━━━ Data to process ━━━

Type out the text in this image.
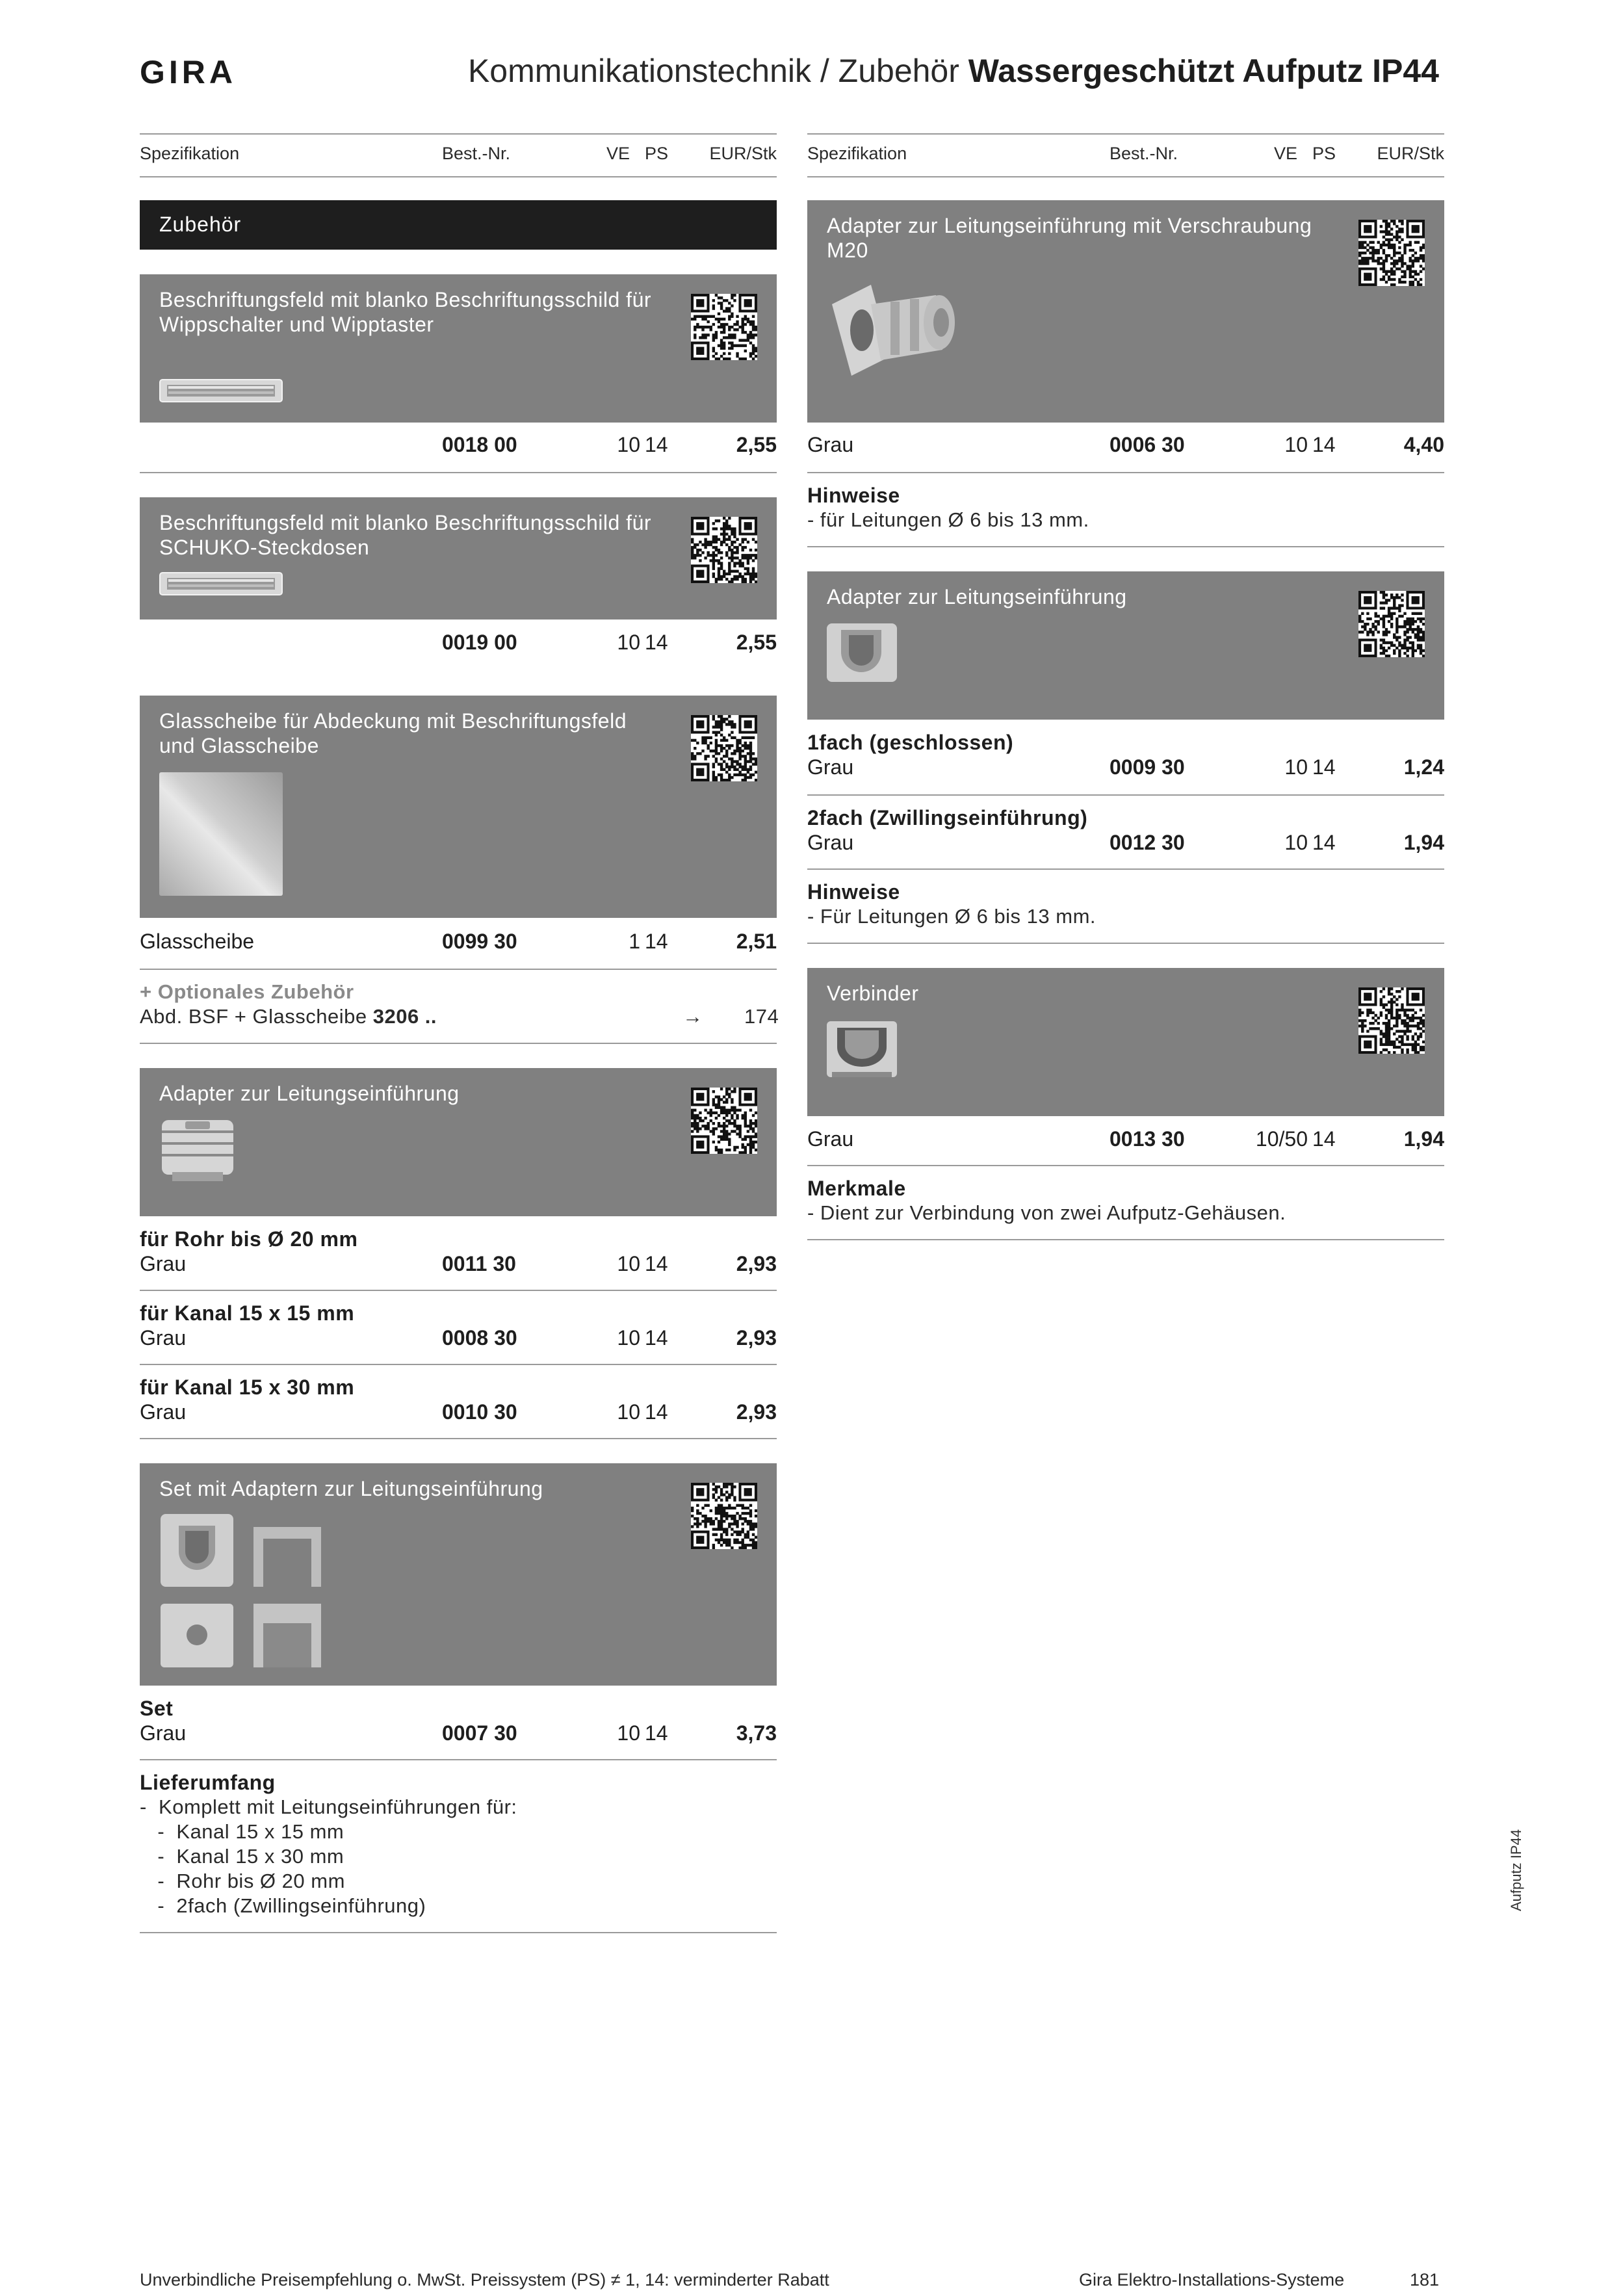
GIRA	Kommunikationstechnik / Zubehör Wassergeschützt Aufputz IP44
Spezifikation	Best.-Nr.	VE PS EUR/Stk
Zubehör
Beschriftungsfeld mit blanko Beschriftungsschild für Wippschalter und Wipptaster
0018 00	10 14	2,55
Beschriftungsfeld mit blanko Beschriftungsschild für SCHUKO-Steckdosen
0019 00	10 14	2,55
Glasscheibe für Abdeckung mit Beschriftungsfeld und Glasscheibe
Glasscheibe	0099 30	1 14	2,51
+ Optionales Zubehör
Abd. BSF + Glasscheibe 3206 ..	→ 174
Adapter zur Leitungseinführung
für Rohr bis Ø 20 mm
Grau	0011 30	10 14	2,93
für Kanal 15 x 15 mm
Grau	0008 30	10 14	2,93
für Kanal 15 x 30 mm
Grau	0010 30	10 14	2,93
Set mit Adaptern zur Leitungseinführung
Set
Grau	0007 30	10 14	3,73
Lieferumfang
-  Komplett mit Leitungseinführungen für:
-  Kanal 15 x 15 mm
-  Kanal 15 x 30 mm
-  Rohr bis Ø 20 mm
-  2fach (Zwillingseinführung)
Spezifikation	Best.-Nr.	VE PS EUR/Stk
Adapter zur Leitungseinführung mit Verschraubung M20
Grau	0006 30	10 14	4,40
Hinweise
- für Leitungen Ø 6 bis 13 mm.
Adapter zur Leitungseinführung
1fach (geschlossen)
Grau	0009 30	10 14	1,24
2fach (Zwillingseinführung)
Grau	0012 30	10 14	1,94
Hinweise
- Für Leitungen Ø 6 bis 13 mm.
Verbinder
Grau	0013 30	10/50 14	1,94
Merkmale
- Dient zur Verbindung von zwei Aufputz-Gehäusen.
Aufputz IP44
Unverbindliche Preisempfehlung o. MwSt. Preissystem (PS) ≠ 1, 14: verminderter Rabatt	Gira Elektro-Installations-Systeme	181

━━━

### Stated task
Extract all the entries word for word; omit any pictures.

### The completed task
Type out the text in this image.
GIRA	Kommunikationstechnik / Zubehör Wassergeschützt Aufputz IP44
Spezifikation	Best.-Nr.	VE PS EUR/Stk
Zubehör
Beschriftungsfeld mit blanko Beschriftungsschild für Wippschalter und Wipptaster
0018 00	10 14	2,55
Beschriftungsfeld mit blanko Beschriftungsschild für SCHUKO-Steckdosen
0019 00	10 14	2,55
Glasscheibe für Abdeckung mit Beschriftungsfeld und Glasscheibe
Glasscheibe	0099 30	1 14	2,51
+ Optionales Zubehör
Abd. BSF + Glasscheibe 3206 ..	→ 174
Adapter zur Leitungseinführung
für Rohr bis Ø 20 mm
Grau	0011 30	10 14	2,93
für Kanal 15 x 15 mm
Grau	0008 30	10 14	2,93
für Kanal 15 x 30 mm
Grau	0010 30	10 14	2,93
Set mit Adaptern zur Leitungseinführung
Set
Grau	0007 30	10 14	3,73
Lieferumfang
-  Komplett mit Leitungseinführungen für:
-  Kanal 15 x 15 mm
-  Kanal 15 x 30 mm
-  Rohr bis Ø 20 mm
-  2fach (Zwillingseinführung)
Spezifikation	Best.-Nr.	VE PS EUR/Stk
Adapter zur Leitungseinführung mit Verschraubung M20
Grau	0006 30	10 14	4,40
Hinweise
- für Leitungen Ø 6 bis 13 mm.
Adapter zur Leitungseinführung
1fach (geschlossen)
Grau	0009 30	10 14	1,24
2fach (Zwillingseinführung)
Grau	0012 30	10 14	1,94
Hinweise
- Für Leitungen Ø 6 bis 13 mm.
Verbinder
Grau	0013 30	10/50 14	1,94
Merkmale
- Dient zur Verbindung von zwei Aufputz-Gehäusen.
Aufputz IP44
Unverbindliche Preisempfehlung o. MwSt. Preissystem (PS) ≠ 1, 14: verminderter Rabatt	Gira Elektro-Installations-Systeme	181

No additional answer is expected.